- SET TASK:
Copy out all the records, word for word.

++++ INPUT ROWS

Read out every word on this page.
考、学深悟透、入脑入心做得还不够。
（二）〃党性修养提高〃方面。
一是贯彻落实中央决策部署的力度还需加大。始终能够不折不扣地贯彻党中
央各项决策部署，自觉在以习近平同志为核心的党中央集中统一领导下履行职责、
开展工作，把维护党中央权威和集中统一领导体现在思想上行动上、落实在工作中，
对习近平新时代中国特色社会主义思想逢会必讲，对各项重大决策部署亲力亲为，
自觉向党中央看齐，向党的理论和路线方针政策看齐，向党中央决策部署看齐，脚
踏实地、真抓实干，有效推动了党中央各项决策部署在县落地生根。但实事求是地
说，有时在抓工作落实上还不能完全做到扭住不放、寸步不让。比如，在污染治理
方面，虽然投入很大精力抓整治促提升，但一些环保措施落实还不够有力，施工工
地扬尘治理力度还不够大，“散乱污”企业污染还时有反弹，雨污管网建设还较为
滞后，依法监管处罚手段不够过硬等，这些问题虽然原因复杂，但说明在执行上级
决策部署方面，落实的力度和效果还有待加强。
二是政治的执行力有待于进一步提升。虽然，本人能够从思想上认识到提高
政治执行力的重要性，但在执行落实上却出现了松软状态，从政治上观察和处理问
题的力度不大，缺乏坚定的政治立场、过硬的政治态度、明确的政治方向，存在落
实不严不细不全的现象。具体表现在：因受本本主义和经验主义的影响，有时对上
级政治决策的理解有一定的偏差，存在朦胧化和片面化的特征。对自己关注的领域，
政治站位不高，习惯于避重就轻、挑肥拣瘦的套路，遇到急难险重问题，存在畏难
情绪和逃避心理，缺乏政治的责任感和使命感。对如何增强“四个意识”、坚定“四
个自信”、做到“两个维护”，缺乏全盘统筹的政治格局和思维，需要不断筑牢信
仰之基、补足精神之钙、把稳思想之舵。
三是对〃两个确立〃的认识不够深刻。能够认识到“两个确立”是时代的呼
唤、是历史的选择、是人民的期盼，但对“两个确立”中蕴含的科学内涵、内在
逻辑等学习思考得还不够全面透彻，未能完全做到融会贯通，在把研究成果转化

++++++++

- PROBLEM SOLUTION:
Read out every word on this page.
考、学深悟透、入脑入心做得还不够。
（二）〃党性修养提高〃方面。
一是贯彻落实中央决策部署的力度还需加大。始终能够不折不扣地贯彻党中
央各项决策部署，自觉在以习近平同志为核心的党中央集中统一领导下履行职责、
开展工作，把维护党中央权威和集中统一领导体现在思想上行动上、落实在工作中，
对习近平新时代中国特色社会主义思想逢会必讲，对各项重大决策部署亲力亲为，
自觉向党中央看齐，向党的理论和路线方针政策看齐，向党中央决策部署看齐，脚
踏实地、真抓实干，有效推动了党中央各项决策部署在县落地生根。但实事求是地
说，有时在抓工作落实上还不能完全做到扭住不放、寸步不让。比如，在污染治理
方面，虽然投入很大精力抓整治促提升，但一些环保措施落实还不够有力，施工工
地扬尘治理力度还不够大，“散乱污”企业污染还时有反弹，雨污管网建设还较为
滞后，依法监管处罚手段不够过硬等，这些问题虽然原因复杂，但说明在执行上级
决策部署方面，落实的力度和效果还有待加强。
二是政治的执行力有待于进一步提升。虽然，本人能够从思想上认识到提高
政治执行力的重要性，但在执行落实上却出现了松软状态，从政治上观察和处理问
题的力度不大，缺乏坚定的政治立场、过硬的政治态度、明确的政治方向，存在落
实不严不细不全的现象。具体表现在：因受本本主义和经验主义的影响，有时对上
级政治决策的理解有一定的偏差，存在朦胧化和片面化的特征。对自己关注的领域，
政治站位不高，习惯于避重就轻、挑肥拣瘦的套路，遇到急难险重问题，存在畏难
情绪和逃避心理，缺乏政治的责任感和使命感。对如何增强“四个意识”、坚定“四
个自信”、做到“两个维护”，缺乏全盘统筹的政治格局和思维，需要不断筑牢信
仰之基、补足精神之钙、把稳思想之舵。
三是对〃两个确立〃的认识不够深刻。能够认识到“两个确立”是时代的呼
唤、是历史的选择、是人民的期盼，但对“两个确立”中蕴含的科学内涵、内在
逻辑等学习思考得还不够全面透彻，未能完全做到融会贯通，在把研究成果转化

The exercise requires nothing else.